* **Request**
Comb through the entries for "title" and pull out each line that holds it.

* **Records about charts and figures**
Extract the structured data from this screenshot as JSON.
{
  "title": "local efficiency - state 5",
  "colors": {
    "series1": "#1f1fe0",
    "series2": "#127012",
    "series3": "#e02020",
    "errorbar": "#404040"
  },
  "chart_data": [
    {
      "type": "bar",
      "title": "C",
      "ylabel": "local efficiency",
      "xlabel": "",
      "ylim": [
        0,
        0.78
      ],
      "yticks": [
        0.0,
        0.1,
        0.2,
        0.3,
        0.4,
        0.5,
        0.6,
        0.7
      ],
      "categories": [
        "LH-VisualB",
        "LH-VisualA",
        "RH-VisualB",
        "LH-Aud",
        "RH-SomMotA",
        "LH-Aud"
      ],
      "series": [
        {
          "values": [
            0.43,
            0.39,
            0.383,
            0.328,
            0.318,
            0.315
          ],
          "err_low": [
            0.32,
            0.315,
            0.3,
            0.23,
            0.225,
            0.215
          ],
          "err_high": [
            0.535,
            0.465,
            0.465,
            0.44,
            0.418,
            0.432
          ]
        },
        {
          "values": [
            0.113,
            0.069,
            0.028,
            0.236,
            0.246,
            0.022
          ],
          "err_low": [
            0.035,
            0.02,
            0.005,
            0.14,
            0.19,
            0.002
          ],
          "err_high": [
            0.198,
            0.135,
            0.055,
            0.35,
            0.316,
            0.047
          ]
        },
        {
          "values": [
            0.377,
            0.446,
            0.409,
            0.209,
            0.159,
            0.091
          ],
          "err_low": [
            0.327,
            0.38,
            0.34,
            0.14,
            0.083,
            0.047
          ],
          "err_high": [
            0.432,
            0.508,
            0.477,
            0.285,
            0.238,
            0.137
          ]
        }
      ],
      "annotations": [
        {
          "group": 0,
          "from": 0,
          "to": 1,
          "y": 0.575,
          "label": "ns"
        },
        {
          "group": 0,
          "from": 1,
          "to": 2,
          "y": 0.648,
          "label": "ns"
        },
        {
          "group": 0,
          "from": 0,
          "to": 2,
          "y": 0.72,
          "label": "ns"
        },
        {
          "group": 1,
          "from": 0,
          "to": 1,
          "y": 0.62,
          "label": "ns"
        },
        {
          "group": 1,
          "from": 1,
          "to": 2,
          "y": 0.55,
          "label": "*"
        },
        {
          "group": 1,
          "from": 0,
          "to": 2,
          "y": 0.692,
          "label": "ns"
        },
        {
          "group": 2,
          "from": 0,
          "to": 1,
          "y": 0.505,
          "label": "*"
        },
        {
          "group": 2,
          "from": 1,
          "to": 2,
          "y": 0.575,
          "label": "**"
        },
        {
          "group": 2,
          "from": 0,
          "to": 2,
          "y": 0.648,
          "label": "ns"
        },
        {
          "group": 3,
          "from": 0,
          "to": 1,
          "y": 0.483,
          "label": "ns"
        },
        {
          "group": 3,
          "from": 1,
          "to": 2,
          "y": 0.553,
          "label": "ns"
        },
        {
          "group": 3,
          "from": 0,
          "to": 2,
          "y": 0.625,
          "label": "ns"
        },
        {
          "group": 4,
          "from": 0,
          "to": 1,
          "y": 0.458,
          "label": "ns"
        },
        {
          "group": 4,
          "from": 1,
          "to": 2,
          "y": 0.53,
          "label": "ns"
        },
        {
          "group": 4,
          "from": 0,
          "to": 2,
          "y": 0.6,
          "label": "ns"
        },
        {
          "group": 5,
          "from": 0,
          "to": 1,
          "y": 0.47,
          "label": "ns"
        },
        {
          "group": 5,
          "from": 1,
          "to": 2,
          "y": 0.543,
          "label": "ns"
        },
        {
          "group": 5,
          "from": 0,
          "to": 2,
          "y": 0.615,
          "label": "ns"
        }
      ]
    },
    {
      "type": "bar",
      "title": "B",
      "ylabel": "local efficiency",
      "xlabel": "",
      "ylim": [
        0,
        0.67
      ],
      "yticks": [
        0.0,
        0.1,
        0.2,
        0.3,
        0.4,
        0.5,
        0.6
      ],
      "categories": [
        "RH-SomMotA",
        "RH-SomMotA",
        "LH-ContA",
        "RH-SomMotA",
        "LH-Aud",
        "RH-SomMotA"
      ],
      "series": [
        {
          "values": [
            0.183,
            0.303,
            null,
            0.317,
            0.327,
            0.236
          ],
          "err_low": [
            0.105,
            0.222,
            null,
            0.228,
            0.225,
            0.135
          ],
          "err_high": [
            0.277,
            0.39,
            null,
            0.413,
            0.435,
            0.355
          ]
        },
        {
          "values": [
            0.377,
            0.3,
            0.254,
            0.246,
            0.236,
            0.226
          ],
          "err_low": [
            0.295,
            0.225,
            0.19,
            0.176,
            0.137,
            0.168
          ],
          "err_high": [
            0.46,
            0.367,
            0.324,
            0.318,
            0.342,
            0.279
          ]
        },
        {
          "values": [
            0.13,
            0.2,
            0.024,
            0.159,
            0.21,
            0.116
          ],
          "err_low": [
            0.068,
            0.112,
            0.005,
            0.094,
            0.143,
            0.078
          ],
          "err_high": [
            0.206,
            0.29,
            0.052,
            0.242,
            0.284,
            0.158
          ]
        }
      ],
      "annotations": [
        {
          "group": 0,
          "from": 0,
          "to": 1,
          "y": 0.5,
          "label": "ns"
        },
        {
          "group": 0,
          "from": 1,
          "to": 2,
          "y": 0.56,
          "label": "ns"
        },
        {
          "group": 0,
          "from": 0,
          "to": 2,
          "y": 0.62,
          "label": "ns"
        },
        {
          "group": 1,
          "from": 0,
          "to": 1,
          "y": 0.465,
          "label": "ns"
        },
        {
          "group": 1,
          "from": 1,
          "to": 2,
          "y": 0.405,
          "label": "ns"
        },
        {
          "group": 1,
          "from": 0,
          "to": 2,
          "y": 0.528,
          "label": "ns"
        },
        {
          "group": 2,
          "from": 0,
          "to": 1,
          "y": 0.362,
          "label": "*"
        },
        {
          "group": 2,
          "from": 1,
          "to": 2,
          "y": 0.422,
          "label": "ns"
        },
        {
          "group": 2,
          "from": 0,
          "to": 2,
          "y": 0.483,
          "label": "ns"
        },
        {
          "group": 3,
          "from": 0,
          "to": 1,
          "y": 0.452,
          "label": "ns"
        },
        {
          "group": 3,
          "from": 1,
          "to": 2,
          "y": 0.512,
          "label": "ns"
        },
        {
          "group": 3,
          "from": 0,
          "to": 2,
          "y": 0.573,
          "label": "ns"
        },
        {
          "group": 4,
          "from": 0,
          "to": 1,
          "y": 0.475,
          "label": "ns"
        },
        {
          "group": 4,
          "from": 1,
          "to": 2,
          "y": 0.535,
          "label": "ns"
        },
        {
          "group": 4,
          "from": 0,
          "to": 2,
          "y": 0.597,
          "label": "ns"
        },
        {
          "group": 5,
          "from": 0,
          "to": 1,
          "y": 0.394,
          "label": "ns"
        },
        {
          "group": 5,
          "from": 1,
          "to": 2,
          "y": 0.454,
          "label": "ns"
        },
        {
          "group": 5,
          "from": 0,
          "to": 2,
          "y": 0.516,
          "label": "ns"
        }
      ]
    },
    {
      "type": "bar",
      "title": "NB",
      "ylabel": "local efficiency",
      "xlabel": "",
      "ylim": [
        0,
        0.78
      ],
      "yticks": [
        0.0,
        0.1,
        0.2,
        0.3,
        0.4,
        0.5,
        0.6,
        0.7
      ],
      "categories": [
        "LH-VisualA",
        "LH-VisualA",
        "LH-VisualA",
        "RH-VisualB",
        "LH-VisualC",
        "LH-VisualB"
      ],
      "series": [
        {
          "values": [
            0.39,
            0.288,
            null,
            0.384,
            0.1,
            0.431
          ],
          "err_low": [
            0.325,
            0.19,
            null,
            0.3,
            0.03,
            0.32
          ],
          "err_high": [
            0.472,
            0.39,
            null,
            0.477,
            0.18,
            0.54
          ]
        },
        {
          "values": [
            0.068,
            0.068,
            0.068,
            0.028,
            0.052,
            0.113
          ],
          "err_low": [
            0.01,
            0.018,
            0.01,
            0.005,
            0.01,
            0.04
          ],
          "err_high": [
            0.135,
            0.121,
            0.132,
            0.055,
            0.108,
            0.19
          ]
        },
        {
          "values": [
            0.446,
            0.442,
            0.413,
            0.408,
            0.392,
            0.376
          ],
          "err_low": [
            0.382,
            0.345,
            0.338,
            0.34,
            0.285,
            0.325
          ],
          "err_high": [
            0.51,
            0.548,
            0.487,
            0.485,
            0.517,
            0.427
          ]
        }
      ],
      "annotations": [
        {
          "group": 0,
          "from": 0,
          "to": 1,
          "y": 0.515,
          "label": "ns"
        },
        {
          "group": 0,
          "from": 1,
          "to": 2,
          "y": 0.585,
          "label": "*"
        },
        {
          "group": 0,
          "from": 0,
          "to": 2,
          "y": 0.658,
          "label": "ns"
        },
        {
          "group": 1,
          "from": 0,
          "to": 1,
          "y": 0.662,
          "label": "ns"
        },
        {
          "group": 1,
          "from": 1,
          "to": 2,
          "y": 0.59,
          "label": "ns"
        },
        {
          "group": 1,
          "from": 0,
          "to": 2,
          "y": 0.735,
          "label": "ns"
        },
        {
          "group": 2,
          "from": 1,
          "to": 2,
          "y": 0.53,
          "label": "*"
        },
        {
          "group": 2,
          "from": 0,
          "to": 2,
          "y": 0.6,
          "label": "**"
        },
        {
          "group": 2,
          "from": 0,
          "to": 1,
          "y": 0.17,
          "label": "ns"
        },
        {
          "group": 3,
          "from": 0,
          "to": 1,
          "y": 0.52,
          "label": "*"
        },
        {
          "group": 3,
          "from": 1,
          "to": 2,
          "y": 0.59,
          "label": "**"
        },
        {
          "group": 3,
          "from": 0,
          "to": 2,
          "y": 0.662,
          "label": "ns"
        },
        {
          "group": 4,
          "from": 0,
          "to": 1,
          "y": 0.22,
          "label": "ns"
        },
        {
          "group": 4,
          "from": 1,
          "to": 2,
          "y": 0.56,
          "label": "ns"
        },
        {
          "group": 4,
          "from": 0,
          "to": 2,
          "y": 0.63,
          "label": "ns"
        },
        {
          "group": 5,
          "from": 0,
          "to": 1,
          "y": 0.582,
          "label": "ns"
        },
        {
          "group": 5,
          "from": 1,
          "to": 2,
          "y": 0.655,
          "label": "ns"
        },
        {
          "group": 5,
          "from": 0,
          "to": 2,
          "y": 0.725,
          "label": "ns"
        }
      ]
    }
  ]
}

* **Correct response**
  "title": "local efficiency - state 5",
      "title": "C",
      "title": "B",
      "title": "NB",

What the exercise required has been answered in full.